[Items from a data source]
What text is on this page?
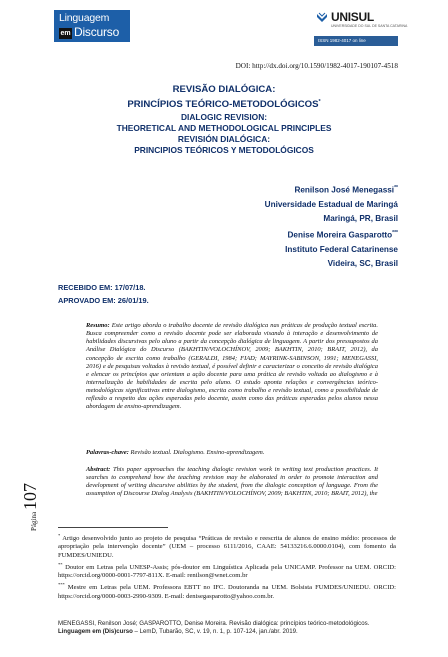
Linguagem
em Discurso
UNISUL
UNIVERSIDADE DO SUL DE SANTA CATARINA
ISSN 1982-4017 on line
DOI: http://dx.doi.org/10.1590/1982-4017-190107-4518
REVISÃO DIALÓGICA:
PRINCÍPIOS TEÓRICO-METODOLÓGICOS*
DIALOGIC REVISION:
THEORETICAL AND METHODOLOGICAL PRINCIPLES
REVISIÓN DIALÓGICA:
PRINCIPIOS TEÓRICOS Y METODOLÓGICOS
Renilson José Menegassi**
Universidade Estadual de Maringá
Maringá, PR, Brasil
Denise Moreira Gasparotto***
Instituto Federal Catarinense
Videira, SC, Brasil
RECEBIDO EM: 17/07/18.
APROVADO EM: 26/01/19.
Resumo: Este artigo aborda o trabalho docente de revisão dialógica nas práticas de produção textual escrita. Busca compreender como a revisão docente pode ser elaborada visando à interação e desenvolvimento de habilidades discursivas pelo aluno a partir da concepção dialógica de linguagem. A partir dos pressupostos da Análise Dialógica do Discurso (BAKHTIN/VOLOCHÍNOV, 2009; BAKHTIN, 2010; BRAIT, 2012), da concepção de escrita como trabalho (GERALDI, 1984; FIAD; MAYRINK-SABINSON, 1991; MENEGASSI, 2016) e de pesquisas voltadas à revisão textual, é possível definir e caracterizar o conceito de revisão dialógica e elencar os princípios que orientam a ação docente para uma prática de revisão voltada ao dialogismo e à internalização de habilidades de escrita pelo aluno. O estudo aponta relações e convergências teórico-metodológicas significativas entre dialogismo, escrita como trabalho e revisão textual, como a possibilidade de reflexão a respeito das ações esperadas pelo docente, assim como das práticas esperadas pelos alunos nessa abordagem de ensino-aprendizagem.
Palavras-chave: Revisão textual. Dialogismo. Ensino-aprendizagem.
Abstract: This paper approaches the teaching dialogic revision work in writing text production practices. It searches to comprehend how the teaching revision may be elaborated in order to promote interaction and development of writing discursive abilities by the student, from the dialogic conception of language. From the assumption of Discourse Dialog Analysis (BAKHTIN/VOLOCHÍNOV, 2009; BAKHTIN, 2010; BRAIT, 2012), the
Página107

* Artigo desenvolvido junto ao projeto de pesquisa “Práticas de revisão e reescrita de alunos de ensino médio: processos de apropriação pela intervenção docente” (UEM – processo 6111/2016, CAAE: 54133216.6.0000.0104), com fomento da FUMDES/UNIEDU.

** Doutor em Letras pela UNESP-Assis; pós-doutor em Linguística Aplicada pela UNICAMP. Professor na UEM. ORCID: https://orcid.org/0000-0001-7797-811X. E-mail: renilson@wnet.com.br

*** Mestre em Letras pela UEM. Professora EBTT no IFC. Doutoranda na UEM. Bolsista FUMDES/UNIEDU. ORCID: https://orcid.org/0000-0003-2990-9309. E-mail: denisegasparotto@yahoo.com.br.

MENEGASSI, Renilson José; GASPAROTTO, Denise Moreira. Revisão dialógica: princípios teórico-metodológicos. Linguagem em (Dis)curso – LemD, Tubarão, SC, v. 19, n. 1, p. 107-124, jan./abr. 2019.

## What is expected
Copy every line in the listing above where the string "José" turns up.

## Solution
Renilson José Menegassi**
MENEGASSI, Renilson José; GASPAROTTO, Denise Moreira. Revisão dialógica: princípios teórico-metodológicos. Linguagem em (Dis)curso – LemD, Tubarão, SC, v. 19, n. 1, p. 107-124, jan./abr. 2019.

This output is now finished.